- _Aim_
For each line of the data below that holds "животных", copy the line.

[start of The input]

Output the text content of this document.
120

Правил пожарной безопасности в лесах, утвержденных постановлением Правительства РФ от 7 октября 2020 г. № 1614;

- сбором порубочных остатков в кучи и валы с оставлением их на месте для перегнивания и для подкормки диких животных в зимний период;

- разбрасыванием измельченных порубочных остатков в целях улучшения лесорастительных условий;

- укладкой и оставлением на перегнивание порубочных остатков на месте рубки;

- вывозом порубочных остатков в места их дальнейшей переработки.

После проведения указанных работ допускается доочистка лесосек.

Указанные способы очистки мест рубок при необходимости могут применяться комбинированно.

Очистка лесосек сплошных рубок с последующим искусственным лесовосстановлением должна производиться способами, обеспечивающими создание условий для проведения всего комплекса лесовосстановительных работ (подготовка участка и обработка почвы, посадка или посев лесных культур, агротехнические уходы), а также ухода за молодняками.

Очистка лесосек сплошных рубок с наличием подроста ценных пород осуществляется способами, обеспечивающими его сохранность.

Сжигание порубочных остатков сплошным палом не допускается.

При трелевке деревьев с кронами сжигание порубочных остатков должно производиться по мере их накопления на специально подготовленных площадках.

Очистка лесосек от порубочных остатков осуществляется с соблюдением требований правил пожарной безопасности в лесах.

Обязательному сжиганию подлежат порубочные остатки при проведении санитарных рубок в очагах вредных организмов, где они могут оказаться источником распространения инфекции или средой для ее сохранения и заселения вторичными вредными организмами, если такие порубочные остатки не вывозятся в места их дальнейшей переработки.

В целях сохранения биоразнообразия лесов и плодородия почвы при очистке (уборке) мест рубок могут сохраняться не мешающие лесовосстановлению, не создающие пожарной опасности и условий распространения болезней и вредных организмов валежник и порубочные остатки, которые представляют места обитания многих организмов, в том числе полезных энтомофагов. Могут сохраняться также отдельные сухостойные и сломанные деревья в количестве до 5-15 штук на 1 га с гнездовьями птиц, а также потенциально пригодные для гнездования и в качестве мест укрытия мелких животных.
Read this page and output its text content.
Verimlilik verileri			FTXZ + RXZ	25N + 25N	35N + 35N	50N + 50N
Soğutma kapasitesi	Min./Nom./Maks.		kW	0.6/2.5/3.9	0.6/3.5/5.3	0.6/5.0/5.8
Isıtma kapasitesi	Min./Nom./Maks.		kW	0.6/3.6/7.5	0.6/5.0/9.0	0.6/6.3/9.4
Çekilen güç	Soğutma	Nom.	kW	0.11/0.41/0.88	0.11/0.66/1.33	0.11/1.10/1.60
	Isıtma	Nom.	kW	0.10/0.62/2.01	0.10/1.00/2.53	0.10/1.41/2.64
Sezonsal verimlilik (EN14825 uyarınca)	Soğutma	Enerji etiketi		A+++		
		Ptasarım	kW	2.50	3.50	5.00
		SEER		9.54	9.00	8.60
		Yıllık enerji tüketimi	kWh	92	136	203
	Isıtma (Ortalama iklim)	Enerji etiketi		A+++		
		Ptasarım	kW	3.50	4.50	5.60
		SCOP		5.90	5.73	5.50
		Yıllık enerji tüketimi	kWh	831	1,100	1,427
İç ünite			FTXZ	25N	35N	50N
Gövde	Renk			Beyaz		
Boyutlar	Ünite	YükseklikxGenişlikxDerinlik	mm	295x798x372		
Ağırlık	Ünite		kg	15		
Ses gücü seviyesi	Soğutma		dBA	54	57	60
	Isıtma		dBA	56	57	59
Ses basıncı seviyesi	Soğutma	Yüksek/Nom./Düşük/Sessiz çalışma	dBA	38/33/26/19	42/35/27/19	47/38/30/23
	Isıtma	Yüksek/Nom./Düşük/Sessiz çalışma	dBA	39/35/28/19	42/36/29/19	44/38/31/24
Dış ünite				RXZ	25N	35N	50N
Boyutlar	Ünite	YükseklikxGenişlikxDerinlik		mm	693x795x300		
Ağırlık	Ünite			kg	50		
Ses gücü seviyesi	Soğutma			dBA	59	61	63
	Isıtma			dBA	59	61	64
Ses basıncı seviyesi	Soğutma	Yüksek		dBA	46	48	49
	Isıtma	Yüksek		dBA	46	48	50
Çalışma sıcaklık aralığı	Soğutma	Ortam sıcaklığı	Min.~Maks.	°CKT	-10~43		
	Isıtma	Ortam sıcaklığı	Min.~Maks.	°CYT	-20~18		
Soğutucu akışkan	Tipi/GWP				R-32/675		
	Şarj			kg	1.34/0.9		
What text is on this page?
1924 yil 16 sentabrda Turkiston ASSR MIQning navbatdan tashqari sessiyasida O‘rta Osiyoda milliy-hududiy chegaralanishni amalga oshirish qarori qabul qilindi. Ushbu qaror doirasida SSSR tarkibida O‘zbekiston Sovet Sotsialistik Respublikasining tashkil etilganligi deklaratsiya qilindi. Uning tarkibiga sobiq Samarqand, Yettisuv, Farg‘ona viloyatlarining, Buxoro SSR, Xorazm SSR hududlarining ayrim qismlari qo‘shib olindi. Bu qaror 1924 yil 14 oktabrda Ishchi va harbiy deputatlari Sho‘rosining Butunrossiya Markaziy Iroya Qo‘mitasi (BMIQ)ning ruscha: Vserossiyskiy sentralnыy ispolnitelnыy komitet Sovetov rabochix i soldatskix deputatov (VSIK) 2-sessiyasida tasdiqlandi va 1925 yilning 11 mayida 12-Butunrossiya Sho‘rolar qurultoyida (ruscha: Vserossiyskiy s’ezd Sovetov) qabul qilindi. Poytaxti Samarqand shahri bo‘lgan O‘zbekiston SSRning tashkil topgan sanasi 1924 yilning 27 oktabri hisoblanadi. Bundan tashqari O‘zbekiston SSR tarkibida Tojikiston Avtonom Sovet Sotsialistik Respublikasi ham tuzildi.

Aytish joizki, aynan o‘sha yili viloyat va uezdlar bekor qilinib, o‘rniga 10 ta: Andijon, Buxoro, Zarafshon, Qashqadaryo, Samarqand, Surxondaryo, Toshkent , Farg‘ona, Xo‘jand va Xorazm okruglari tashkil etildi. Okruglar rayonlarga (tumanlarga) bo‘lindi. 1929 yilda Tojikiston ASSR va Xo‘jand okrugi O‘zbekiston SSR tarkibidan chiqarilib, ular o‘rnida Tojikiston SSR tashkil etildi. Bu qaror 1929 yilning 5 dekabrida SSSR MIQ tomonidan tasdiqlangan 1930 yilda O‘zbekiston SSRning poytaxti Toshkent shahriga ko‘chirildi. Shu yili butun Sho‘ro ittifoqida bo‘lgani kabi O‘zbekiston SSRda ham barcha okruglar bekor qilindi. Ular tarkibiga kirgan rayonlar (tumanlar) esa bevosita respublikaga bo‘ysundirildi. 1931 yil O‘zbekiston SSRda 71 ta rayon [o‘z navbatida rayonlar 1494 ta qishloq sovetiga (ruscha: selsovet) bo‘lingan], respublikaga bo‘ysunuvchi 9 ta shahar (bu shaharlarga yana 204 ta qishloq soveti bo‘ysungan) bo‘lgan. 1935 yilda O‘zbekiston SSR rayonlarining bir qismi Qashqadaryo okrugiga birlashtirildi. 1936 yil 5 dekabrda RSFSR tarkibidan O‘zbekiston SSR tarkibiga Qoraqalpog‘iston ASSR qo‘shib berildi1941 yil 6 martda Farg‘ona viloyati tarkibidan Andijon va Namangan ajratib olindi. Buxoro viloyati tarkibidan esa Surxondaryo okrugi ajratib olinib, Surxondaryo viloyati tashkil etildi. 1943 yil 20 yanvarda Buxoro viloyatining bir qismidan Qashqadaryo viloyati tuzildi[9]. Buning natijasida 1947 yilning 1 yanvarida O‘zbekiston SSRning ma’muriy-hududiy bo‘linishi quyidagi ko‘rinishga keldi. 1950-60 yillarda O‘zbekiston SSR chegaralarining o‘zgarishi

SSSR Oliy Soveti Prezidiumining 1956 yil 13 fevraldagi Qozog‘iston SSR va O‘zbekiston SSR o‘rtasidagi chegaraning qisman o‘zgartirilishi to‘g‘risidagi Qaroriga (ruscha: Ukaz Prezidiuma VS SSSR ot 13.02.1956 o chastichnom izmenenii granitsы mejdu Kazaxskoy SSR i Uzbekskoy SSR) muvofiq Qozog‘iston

[end of The input]

- _Exercise solution_
- сбором порубочных остатков в кучи и валы с оставлением их на месте для перегнивания и для подкормки диких животных в зимний период;
В целях сохранения биоразнообразия лесов и плодородия почвы при очистке (уборке) мест рубок могут сохраняться не мешающие лесовосстановлению, не создающие пожарной опасности и условий распространения болезней и вредных организмов валежник и порубочные остатки, которые представляют места обитания многих организмов, в том числе полезных энтомофагов. Могут сохраняться также отдельные сухостойные и сломанные деревья в количестве до 5-15 штук на 1 га с гнездовьями птиц, а также потенциально пригодные для гнездования и в качестве мест укрытия мелких животных.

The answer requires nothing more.